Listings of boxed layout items
****
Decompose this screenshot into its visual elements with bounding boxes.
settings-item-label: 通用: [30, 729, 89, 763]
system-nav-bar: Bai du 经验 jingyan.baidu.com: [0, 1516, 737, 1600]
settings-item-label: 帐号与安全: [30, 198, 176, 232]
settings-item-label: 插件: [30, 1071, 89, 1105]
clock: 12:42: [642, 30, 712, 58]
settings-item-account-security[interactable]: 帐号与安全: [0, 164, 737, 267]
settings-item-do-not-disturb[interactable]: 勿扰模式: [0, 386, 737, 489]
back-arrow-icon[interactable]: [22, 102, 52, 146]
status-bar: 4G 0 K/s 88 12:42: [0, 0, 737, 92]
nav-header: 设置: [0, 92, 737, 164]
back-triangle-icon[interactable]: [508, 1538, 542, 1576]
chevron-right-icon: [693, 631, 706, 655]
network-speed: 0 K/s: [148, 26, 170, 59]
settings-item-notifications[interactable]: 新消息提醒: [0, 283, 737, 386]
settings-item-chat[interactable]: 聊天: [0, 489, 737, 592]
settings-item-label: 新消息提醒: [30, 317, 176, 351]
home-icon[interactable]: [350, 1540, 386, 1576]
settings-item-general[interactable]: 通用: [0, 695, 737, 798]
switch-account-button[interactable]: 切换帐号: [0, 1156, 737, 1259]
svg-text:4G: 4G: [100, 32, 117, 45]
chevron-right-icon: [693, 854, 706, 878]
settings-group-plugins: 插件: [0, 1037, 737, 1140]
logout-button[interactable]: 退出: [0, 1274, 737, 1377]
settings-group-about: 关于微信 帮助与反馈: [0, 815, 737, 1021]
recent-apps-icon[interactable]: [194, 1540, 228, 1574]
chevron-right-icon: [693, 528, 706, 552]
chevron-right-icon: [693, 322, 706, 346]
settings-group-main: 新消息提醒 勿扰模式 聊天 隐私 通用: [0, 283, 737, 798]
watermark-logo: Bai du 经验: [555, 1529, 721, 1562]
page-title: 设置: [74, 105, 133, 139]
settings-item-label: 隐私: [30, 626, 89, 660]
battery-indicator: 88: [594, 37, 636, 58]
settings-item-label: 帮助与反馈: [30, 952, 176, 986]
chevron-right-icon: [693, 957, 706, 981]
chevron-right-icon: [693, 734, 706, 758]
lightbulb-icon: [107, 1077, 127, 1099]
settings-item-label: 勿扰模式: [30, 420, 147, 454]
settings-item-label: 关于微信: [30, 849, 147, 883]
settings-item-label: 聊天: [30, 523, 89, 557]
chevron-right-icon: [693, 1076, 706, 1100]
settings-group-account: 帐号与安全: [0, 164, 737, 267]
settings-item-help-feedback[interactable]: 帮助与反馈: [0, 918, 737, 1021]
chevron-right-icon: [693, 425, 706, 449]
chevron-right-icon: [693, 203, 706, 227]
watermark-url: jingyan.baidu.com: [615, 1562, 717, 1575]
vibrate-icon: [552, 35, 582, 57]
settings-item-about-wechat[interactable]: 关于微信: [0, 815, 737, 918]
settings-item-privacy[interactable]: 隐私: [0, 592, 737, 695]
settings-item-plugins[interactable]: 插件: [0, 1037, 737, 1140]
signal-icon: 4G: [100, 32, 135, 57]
****
Rewrite all the lines of the records above as a Markdown table with the columns "n" and "Line", numbering each row and leaving out blank lines.

TASK RESULT >>
| n | Line |
|---|---|
| 1 | Decompose this screenshot into its visual elements with bounding boxes. |
| 2 | settings-item-label: 通用: [30, 729, 89, 763] |
| 3 | system-nav-bar: Bai du 经验 jingyan.baidu.com: [0, 1516, 737, 1600] |
| 4 | settings-item-label: 帐号与安全: [30, 198, 176, 232] |
| 5 | settings-item-label: 插件: [30, 1071, 89, 1105] |
| 6 | clock: 12:42: [642, 30, 712, 58] |
| 7 | settings-item-account-security[interactable]: 帐号与安全: [0, 164, 737, 267] |
| 8 | settings-item-do-not-disturb[interactable]: 勿扰模式: [0, 386, 737, 489] |
| 9 | back-arrow-icon[interactable]: [22, 102, 52, 146] |
| 10 | status-bar: 4G 0 K/s 88 12:42: [0, 0, 737, 92] |
| 11 | nav-header: 设置: [0, 92, 737, 164] |
| 12 | back-triangle-icon[interactable]: [508, 1538, 542, 1576] |
| 13 | chevron-right-icon: [693, 631, 706, 655] |
| 14 | network-speed: 0 K/s: [148, 26, 170, 59] |
| 15 | settings-item-notifications[interactable]: 新消息提醒: [0, 283, 737, 386] |
| 16 | settings-item-chat[interactable]: 聊天: [0, 489, 737, 592] |
| 17 | settings-item-label: 新消息提醒: [30, 317, 176, 351] |
| 18 | home-icon[interactable]: [350, 1540, 386, 1576] |
| 19 | settings-item-general[interactable]: 通用: [0, 695, 737, 798] |
| 20 | switch-account-button[interactable]: 切换帐号: [0, 1156, 737, 1259] |
| 21 | svg-text:4G: 4G: [100, 32, 117, 45] |
| 22 | chevron-right-icon: [693, 854, 706, 878] |
| 23 | settings-group-plugins: 插件: [0, 1037, 737, 1140] |
| 24 | logout-button[interactable]: 退出: [0, 1274, 737, 1377] |
| 25 | settings-group-about: 关于微信 帮助与反馈: [0, 815, 737, 1021] |
| 26 | recent-apps-icon[interactable]: [194, 1540, 228, 1574] |
| 27 | chevron-right-icon: [693, 528, 706, 552] |
| 28 | chevron-right-icon: [693, 322, 706, 346] |
| 29 | settings-group-main: 新消息提醒 勿扰模式 聊天 隐私 通用: [0, 283, 737, 798] |
| 30 | watermark-logo: Bai du 经验: [555, 1529, 721, 1562] |
| 31 | page-title: 设置: [74, 105, 133, 139] |
| 32 | settings-item-label: 隐私: [30, 626, 89, 660] |
| 33 | battery-indicator: 88: [594, 37, 636, 58] |
| 34 | settings-item-label: 帮助与反馈: [30, 952, 176, 986] |
| 35 | chevron-right-icon: [693, 957, 706, 981] |
| 36 | chevron-right-icon: [693, 734, 706, 758] |
| 37 | lightbulb-icon: [107, 1077, 127, 1099] |
| 38 | settings-item-label: 勿扰模式: [30, 420, 147, 454] |
| 39 | settings-item-label: 关于微信: [30, 849, 147, 883] |
| 40 | settings-item-label: 聊天: [30, 523, 89, 557] |
| 41 | chevron-right-icon: [693, 1076, 706, 1100] |
| 42 | settings-group-account: 帐号与安全: [0, 164, 737, 267] |
| 43 | settings-item-help-feedback[interactable]: 帮助与反馈: [0, 918, 737, 1021] |
| 44 | chevron-right-icon: [693, 425, 706, 449] |
| 45 | chevron-right-icon: [693, 203, 706, 227] |
| 46 | watermark-url: jingyan.baidu.com: [615, 1562, 717, 1575] |
| 47 | vibrate-icon: [552, 35, 582, 57] |
| 48 | settings-item-about-wechat[interactable]: 关于微信: [0, 815, 737, 918] |
| 49 | settings-item-privacy[interactable]: 隐私: [0, 592, 737, 695] |
| 50 | settings-item-plugins[interactable]: 插件: [0, 1037, 737, 1140] |
| 51 | signal-icon: 4G: [100, 32, 135, 57] |